• _SUPPLIED DATA_:
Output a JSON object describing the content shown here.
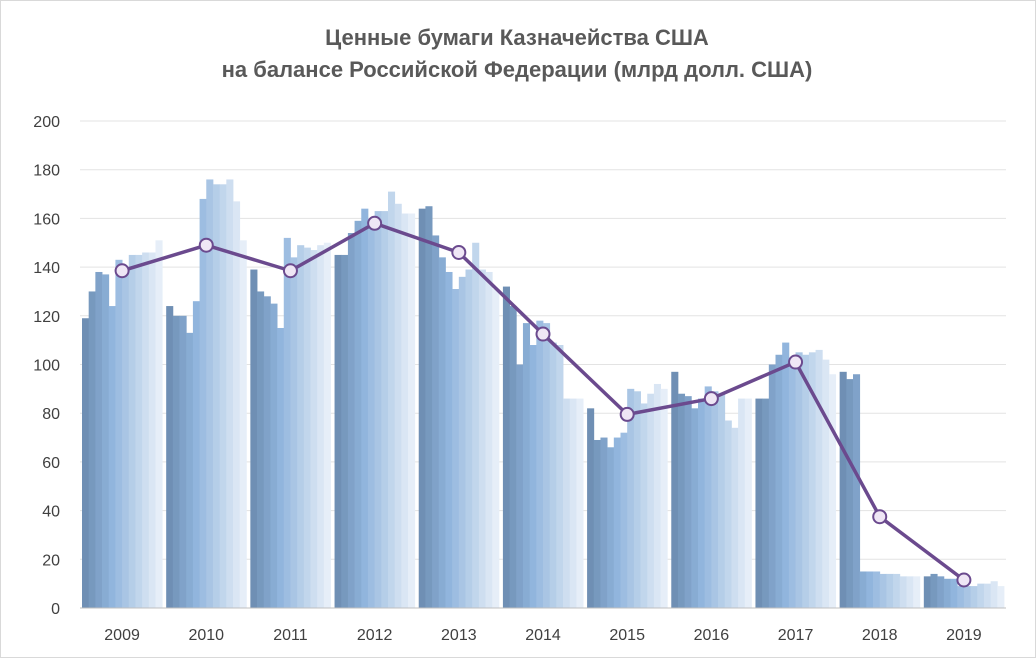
{
  "chart_data": {
    "type": "bar",
    "title": [
      "Ценные бумаги Казначейства США",
      "на балансе Российской Федерации (млрд долл. США)"
    ],
    "xlabel": "",
    "ylabel": "",
    "ylim": [
      0,
      200
    ],
    "yticks": [
      0,
      20,
      40,
      60,
      80,
      100,
      120,
      140,
      160,
      180,
      200
    ],
    "grid": true,
    "legend": "none",
    "categories": [
      "2009",
      "2010",
      "2011",
      "2012",
      "2013",
      "2014",
      "2015",
      "2016",
      "2017",
      "2018",
      "2019"
    ],
    "series": [
      {
        "type": "bar",
        "values": [
          [
            119,
            130,
            138,
            137,
            124,
            143,
            138,
            145,
            145,
            146,
            146,
            151
          ],
          [
            124,
            120,
            120,
            113,
            126,
            168,
            176,
            174,
            174,
            176,
            167,
            151
          ],
          [
            139,
            130,
            128,
            125,
            115,
            152,
            144,
            149,
            148,
            147,
            149,
            150
          ],
          [
            145,
            145,
            154,
            159,
            164,
            158,
            163,
            163,
            171,
            166,
            162,
            162
          ],
          [
            164,
            165,
            153,
            144,
            138,
            131,
            136,
            139,
            150,
            139,
            138,
            131
          ],
          [
            132,
            124,
            100,
            117,
            108,
            118,
            117,
            109,
            108,
            86,
            86,
            86
          ],
          [
            82,
            69,
            70,
            66,
            70,
            72,
            90,
            89,
            84,
            88,
            92,
            90
          ],
          [
            97,
            88,
            87,
            82,
            86,
            91,
            89,
            88,
            77,
            74,
            86,
            86
          ],
          [
            86,
            86,
            100,
            104,
            109,
            102,
            105,
            104,
            105,
            106,
            102,
            96
          ],
          [
            97,
            94,
            96,
            15,
            15,
            15,
            14,
            14,
            14,
            13,
            13,
            13
          ],
          [
            13,
            14,
            13,
            12,
            12,
            9,
            9,
            9,
            10,
            10,
            11,
            9
          ]
        ]
      },
      {
        "type": "line",
        "values": [
          138.5,
          149,
          138.5,
          158,
          146,
          112.5,
          79.5,
          86,
          101,
          37.5,
          11.5
        ]
      }
    ],
    "colors": {
      "bar_dark": "#6f8fb4",
      "bar_mid": "#8fb4dc",
      "bar_light": "#e6eef8",
      "line": "#6b4a8e",
      "marker_fill": "#efe6f5",
      "grid": "#e3e3e3",
      "axis": "#bfbfbf"
    }
  }
}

• _WHAT IS ASKED_: Make an exact copy of the records shown above, without the pictures.

• _TASK RESULT_:
Output a JSON object describing the content shown here.
{
  "chart_data": {
    "type": "bar",
    "title": [
      "Ценные бумаги Казначейства США",
      "на балансе Российской Федерации (млрд долл. США)"
    ],
    "xlabel": "",
    "ylabel": "",
    "ylim": [
      0,
      200
    ],
    "yticks": [
      0,
      20,
      40,
      60,
      80,
      100,
      120,
      140,
      160,
      180,
      200
    ],
    "grid": true,
    "legend": "none",
    "categories": [
      "2009",
      "2010",
      "2011",
      "2012",
      "2013",
      "2014",
      "2015",
      "2016",
      "2017",
      "2018",
      "2019"
    ],
    "series": [
      {
        "type": "bar",
        "values": [
          [
            119,
            130,
            138,
            137,
            124,
            143,
            138,
            145,
            145,
            146,
            146,
            151
          ],
          [
            124,
            120,
            120,
            113,
            126,
            168,
            176,
            174,
            174,
            176,
            167,
            151
          ],
          [
            139,
            130,
            128,
            125,
            115,
            152,
            144,
            149,
            148,
            147,
            149,
            150
          ],
          [
            145,
            145,
            154,
            159,
            164,
            158,
            163,
            163,
            171,
            166,
            162,
            162
          ],
          [
            164,
            165,
            153,
            144,
            138,
            131,
            136,
            139,
            150,
            139,
            138,
            131
          ],
          [
            132,
            124,
            100,
            117,
            108,
            118,
            117,
            109,
            108,
            86,
            86,
            86
          ],
          [
            82,
            69,
            70,
            66,
            70,
            72,
            90,
            89,
            84,
            88,
            92,
            90
          ],
          [
            97,
            88,
            87,
            82,
            86,
            91,
            89,
            88,
            77,
            74,
            86,
            86
          ],
          [
            86,
            86,
            100,
            104,
            109,
            102,
            105,
            104,
            105,
            106,
            102,
            96
          ],
          [
            97,
            94,
            96,
            15,
            15,
            15,
            14,
            14,
            14,
            13,
            13,
            13
          ],
          [
            13,
            14,
            13,
            12,
            12,
            9,
            9,
            9,
            10,
            10,
            11,
            9
          ]
        ]
      },
      {
        "type": "line",
        "values": [
          138.5,
          149,
          138.5,
          158,
          146,
          112.5,
          79.5,
          86,
          101,
          37.5,
          11.5
        ]
      }
    ],
    "colors": {
      "bar_dark": "#6f8fb4",
      "bar_mid": "#8fb4dc",
      "bar_light": "#e6eef8",
      "line": "#6b4a8e",
      "marker_fill": "#efe6f5",
      "grid": "#e3e3e3",
      "axis": "#bfbfbf"
    }
  }
}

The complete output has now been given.